begin

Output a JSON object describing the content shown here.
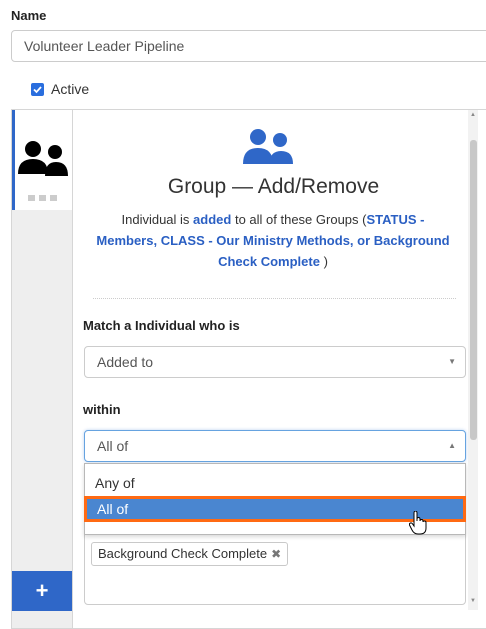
{
  "form": {
    "name_label": "Name",
    "name_value": "Volunteer Leader Pipeline",
    "active_label": "Active",
    "active_checked": true
  },
  "sidebar": {
    "add_label": "+"
  },
  "action": {
    "title": "Group — Add/Remove",
    "desc_prefix": "Individual is ",
    "desc_verb": "added",
    "desc_middle": " to all of these Groups (",
    "desc_groups": "STATUS - Members, CLASS - Our Ministry Methods, or Background Check Complete",
    "desc_suffix": " )"
  },
  "match": {
    "label": "Match a Individual who is",
    "value": "Added to"
  },
  "within": {
    "label": "within",
    "value": "All of",
    "options": [
      "Any of",
      "All of"
    ],
    "highlighted": "All of"
  },
  "groups": {
    "tags": [
      "Background Check Complete"
    ]
  },
  "colors": {
    "accent": "#2f67c8",
    "link_blue": "#2a5fc3",
    "highlight": "#4a86d0",
    "highlight_border": "#ff6a13"
  }
}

end

Pull out each line containing the word "Complete" and copy it.

    "desc_groups": "STATUS - Members, CLASS - Our Ministry Methods, or Background Check Complete",
      "Background Check Complete"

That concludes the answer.